**EXERCISE INPUTS:**
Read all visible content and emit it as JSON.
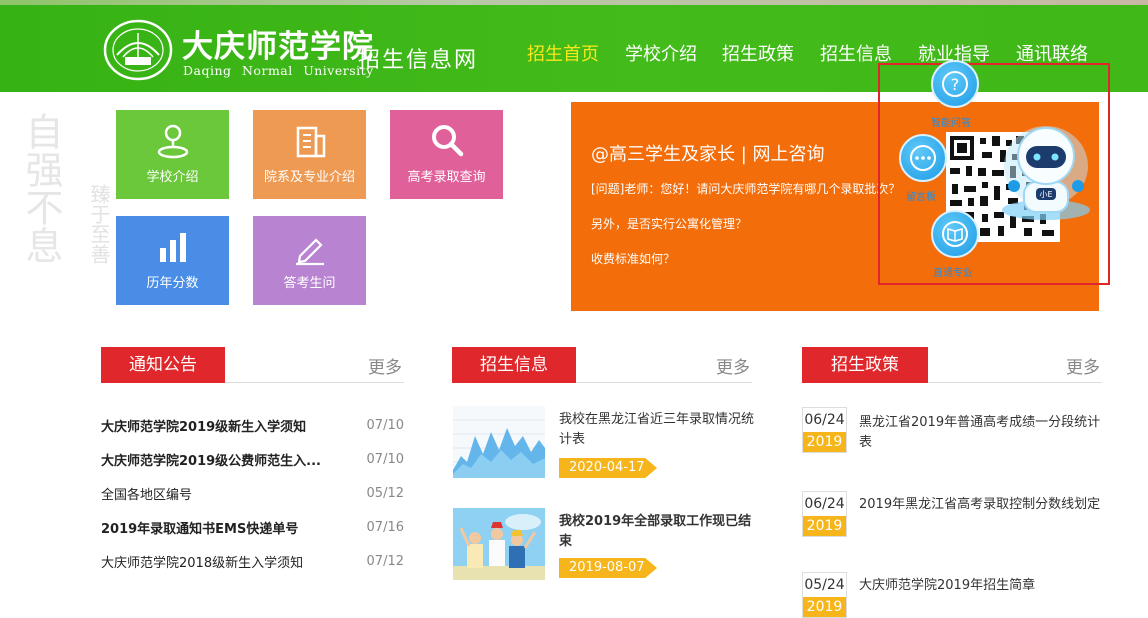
{
  "header": {
    "school_name": "大庆师范学院",
    "site_name": "招生信息网",
    "school_name_en": "Daqing Normal University",
    "nav": [
      "招生首页",
      "学校介绍",
      "招生政策",
      "招生信息",
      "就业指导",
      "通讯联络"
    ],
    "active_nav": "招生首页"
  },
  "colors": {
    "header_green": "#3fb818",
    "nav_active": "#f8e71c",
    "consult_orange": "#f36d0b",
    "section_red": "#e0282c",
    "date_yellow": "#f7b51c"
  },
  "tiles": [
    {
      "label": "学校介绍",
      "icon": "location-pin-icon",
      "color": "#6ac83a"
    },
    {
      "label": "院系及专业介绍",
      "icon": "building-icon",
      "color": "#ef9a52"
    },
    {
      "label": "高考录取查询",
      "icon": "search-icon",
      "color": "#e0609a"
    },
    {
      "label": "历年分数",
      "icon": "bar-chart-icon",
      "color": "#4a8de6"
    },
    {
      "label": "答考生问",
      "icon": "edit-pen-icon",
      "color": "#b884d1"
    }
  ],
  "consult": {
    "title": "@高三学生及家长 | 网上咨询",
    "questions": [
      "[问题]老师：您好！请问大庆师范学院有哪几个录取批次？",
      "另外，是否实行公寓化管理？",
      "收费标准如何？"
    ]
  },
  "widget": {
    "btn_qa": "智能问答",
    "btn_msg": "留言板",
    "btn_major": "直通专业",
    "robot_badge": "小E"
  },
  "sections": {
    "notice": {
      "title": "通知公告",
      "more": "更多",
      "items": [
        {
          "title": "大庆师范学院2019级新生入学须知",
          "date": "07/10",
          "bold": true
        },
        {
          "title": "大庆师范学院2019级公费师范生入...",
          "date": "07/10",
          "bold": true
        },
        {
          "title": "全国各地区编号",
          "date": "05/12",
          "bold": false
        },
        {
          "title": "2019年录取通知书EMS快递单号",
          "date": "07/16",
          "bold": true
        },
        {
          "title": "大庆师范学院2018级新生入学须知",
          "date": "07/12",
          "bold": false
        }
      ]
    },
    "info": {
      "title": "招生信息",
      "more": "更多",
      "items": [
        {
          "title": "我校在黑龙江省近三年录取情况统计表",
          "date": "2020-04-17",
          "bold": false,
          "thumb": "chart-thumbnail"
        },
        {
          "title": "我校2019年全部录取工作现已结束",
          "date": "2019-08-07",
          "bold": true,
          "thumb": "students-photo"
        }
      ]
    },
    "policy": {
      "title": "招生政策",
      "more": "更多",
      "items": [
        {
          "md": "06/24",
          "year": "2019",
          "title": "黑龙江省2019年普通高考成绩一分段统计表"
        },
        {
          "md": "06/24",
          "year": "2019",
          "title": "2019年黑龙江省高考录取控制分数线划定"
        },
        {
          "md": "05/24",
          "year": "2019",
          "title": "大庆师范学院2019年招生简章"
        }
      ]
    }
  },
  "background_text": [
    "自强不息",
    "臻于至善"
  ]
}
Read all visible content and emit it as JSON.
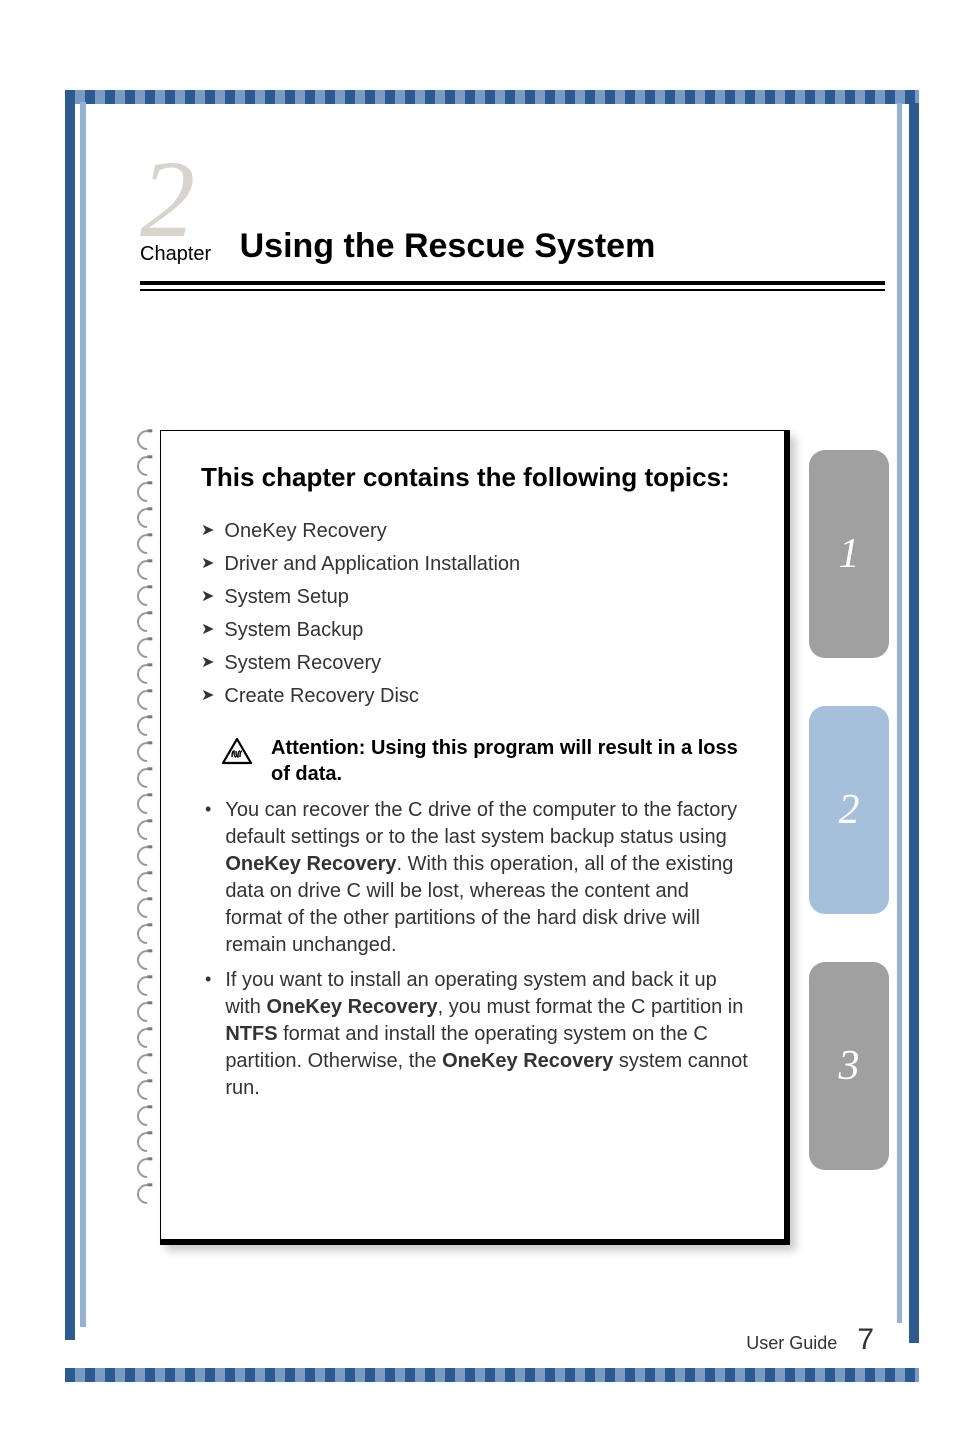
{
  "chapter": {
    "number": "2",
    "label": "Chapter",
    "title": "Using the Rescue System"
  },
  "section_heading": "This chapter contains the following topics:",
  "topics": [
    "OneKey Recovery",
    "Driver and Application Installation",
    "System Setup",
    "System Backup",
    "System Recovery",
    "Create Recovery Disc"
  ],
  "attention": {
    "label": "Attention: Using this program will result in a loss of data."
  },
  "bullets": [
    {
      "pre": "You can recover the C drive of the computer to the factory default settings or to the last system backup status using ",
      "bold1": "OneKey Recovery",
      "post": ". With this operation, all of the existing data on drive C will be lost, whereas the content and format of the other partitions of the hard disk drive will remain unchanged."
    },
    {
      "pre": "If you want to install an operating system and back it up with ",
      "bold1": "OneKey Recovery",
      "mid1": ", you must format the C partition in ",
      "bold2": "NTFS",
      "mid2": " format and install the operating system on the C partition. Otherwise, the ",
      "bold3": "OneKey Recovery",
      "post": " system cannot run."
    }
  ],
  "side_tabs": [
    "1",
    "2",
    "3"
  ],
  "footer": {
    "label": "User Guide",
    "page": "7"
  }
}
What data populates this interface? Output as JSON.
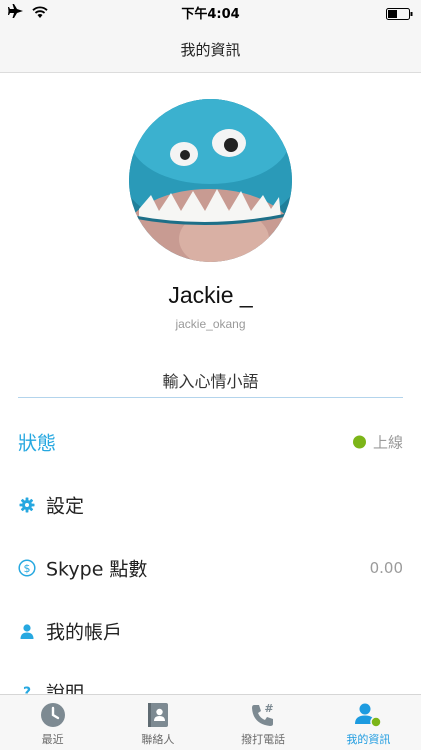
{
  "status_bar": {
    "time": "下午4:04"
  },
  "nav": {
    "title": "我的資訊"
  },
  "profile": {
    "display_name": "Jackie _",
    "username": "jackie_okang",
    "mood_placeholder": "輸入心情小語"
  },
  "menu": {
    "status": {
      "label": "狀態",
      "value": "上線",
      "indicator_color": "#7cb518"
    },
    "settings": {
      "label": "設定",
      "icon": "gear-icon"
    },
    "credit": {
      "label": "Skype 點數",
      "value": "0.00",
      "icon": "dollar-icon"
    },
    "account": {
      "label": "我的帳戶",
      "icon": "person-icon"
    },
    "help": {
      "label": "說明",
      "icon": "question-icon"
    }
  },
  "tabs": [
    {
      "label": "最近",
      "icon": "clock-icon",
      "active": false
    },
    {
      "label": "聯絡人",
      "icon": "contacts-book-icon",
      "active": false
    },
    {
      "label": "撥打電話",
      "icon": "dialpad-phone-icon",
      "active": false
    },
    {
      "label": "我的資訊",
      "icon": "my-info-icon",
      "active": true
    }
  ],
  "colors": {
    "accent": "#27a8e0",
    "online": "#7cb518",
    "muted": "#9b9b9b"
  }
}
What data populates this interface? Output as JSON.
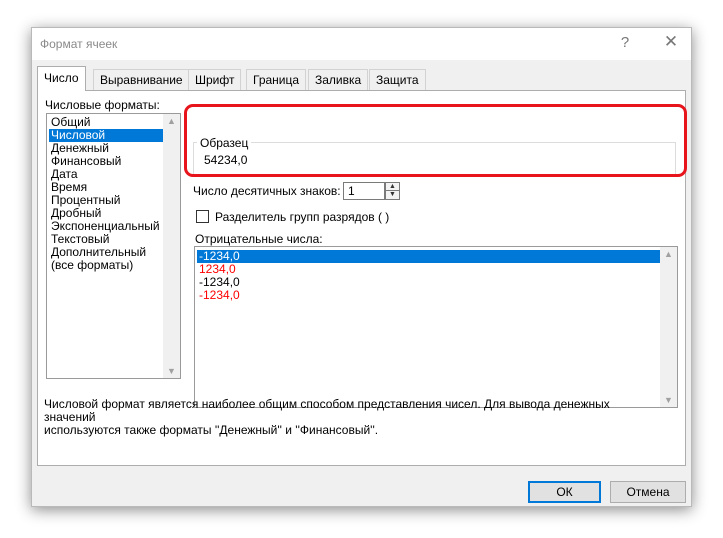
{
  "dialog": {
    "title": "Формат ячеек",
    "help_glyph": "?",
    "close_glyph": "✕"
  },
  "tabs": [
    {
      "label": "Число",
      "active": true
    },
    {
      "label": "Выравнивание",
      "active": false
    },
    {
      "label": "Шрифт",
      "active": false
    },
    {
      "label": "Граница",
      "active": false
    },
    {
      "label": "Заливка",
      "active": false
    },
    {
      "label": "Защита",
      "active": false
    }
  ],
  "formats": {
    "label": "Числовые форматы:",
    "items": [
      "Общий",
      "Числовой",
      "Денежный",
      "Финансовый",
      "Дата",
      "Время",
      "Процентный",
      "Дробный",
      "Экспоненциальный",
      "Текстовый",
      "Дополнительный",
      "(все форматы)"
    ],
    "selected": "Числовой"
  },
  "sample": {
    "legend": "Образец",
    "value": "54234,0"
  },
  "decimals": {
    "label": "Число десятичных знаков:",
    "value": "1"
  },
  "separator": {
    "label": "Разделитель групп разрядов ( )",
    "checked": false
  },
  "negative": {
    "label": "Отрицательные числа:",
    "items": [
      {
        "text": "-1234,0",
        "color": "#000000",
        "selected": true
      },
      {
        "text": "1234,0",
        "color": "#ff0000",
        "selected": false
      },
      {
        "text": "-1234,0",
        "color": "#000000",
        "selected": false
      },
      {
        "text": "-1234,0",
        "color": "#ff0000",
        "selected": false
      }
    ]
  },
  "description": {
    "line1": "Числовой формат является наиболее общим способом представления чисел. Для вывода денежных значений",
    "line2": "используются также форматы ''Денежный'' и ''Финансовый''."
  },
  "buttons": {
    "ok": "ОК",
    "cancel": "Отмена"
  },
  "colors": {
    "accent": "#0078d7",
    "highlight": "#e8141c",
    "negative_red": "#ff0000"
  }
}
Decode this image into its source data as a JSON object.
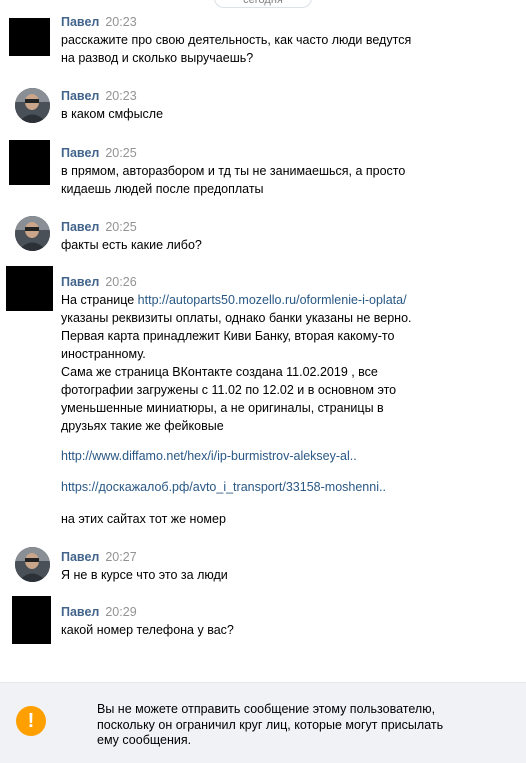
{
  "date_separator": "сегодня",
  "messages": [
    {
      "author": "Павел",
      "time": "20:23",
      "avatar": "black-square",
      "lines": [
        "расскажите про свою деятельность, как часто люди ведутся",
        "на развод и сколько выручаешь?"
      ]
    },
    {
      "author": "Павел",
      "time": "20:23",
      "avatar": "profile-photo",
      "lines": [
        "в каком смфысле"
      ]
    },
    {
      "author": "Павел",
      "time": "20:25",
      "avatar": "black-square",
      "lines": [
        "в прямом, авторазбором и тд ты не занимаешься, а просто",
        "кидаешь людей после предоплаты"
      ]
    },
    {
      "author": "Павел",
      "time": "20:25",
      "avatar": "profile-photo",
      "lines": [
        "факты есть какие либо?"
      ]
    },
    {
      "author": "Павел",
      "time": "20:26",
      "avatar": "black-square",
      "line1_prefix": "На странице ",
      "line1_link": "http://autoparts50.mozello.ru/oformlenie-i-oplata/",
      "lines": [
        "указаны реквизиты оплаты, однако банки указаны не верно.",
        "Первая карта принадлежит Киви Банку, вторая какому-то",
        "иностранному.",
        "Сама же страница ВКонтакте создана 11.02.2019 , все",
        "фотографии загружены с 11.02 по 12.02 и в основном это",
        "уменьшенные миниатюры, а не оригиналы, страницы в",
        "друзьях такие же фейковые"
      ],
      "link2": "http://www.diffamo.net/hex/i/ip-burmistrov-aleksey-al..",
      "link3": "https://доскажалоб.рф/avto_i_transport/33158-moshenni..",
      "last_line": "на этих сайтах тот же номер"
    },
    {
      "author": "Павел",
      "time": "20:27",
      "avatar": "profile-photo",
      "lines": [
        "Я не в курсе что это за люди"
      ]
    },
    {
      "author": "Павел",
      "time": "20:29",
      "avatar": "black-square",
      "lines": [
        "какой номер телефона у вас?"
      ]
    }
  ],
  "notice": {
    "icon": "exclamation-icon",
    "icon_glyph": "!",
    "lines": [
      "Вы не можете отправить сообщение этому пользователю,",
      "поскольку он ограничил круг лиц, которые могут присылать",
      "ему сообщения."
    ]
  },
  "colors": {
    "author": "#42648b",
    "time": "#939393",
    "link": "#2a5885",
    "notice_bg": "#f0f2f5",
    "warning": "#ffa000"
  }
}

**WHAT NEEDS TO BE DONE:**
Working from the entries above, return all lines that contain "Финансовый".

**TASK RESULT:**
      "Финансовый",
    "line2": "используются также форматы ''Денежный'' и ''Финансовый''."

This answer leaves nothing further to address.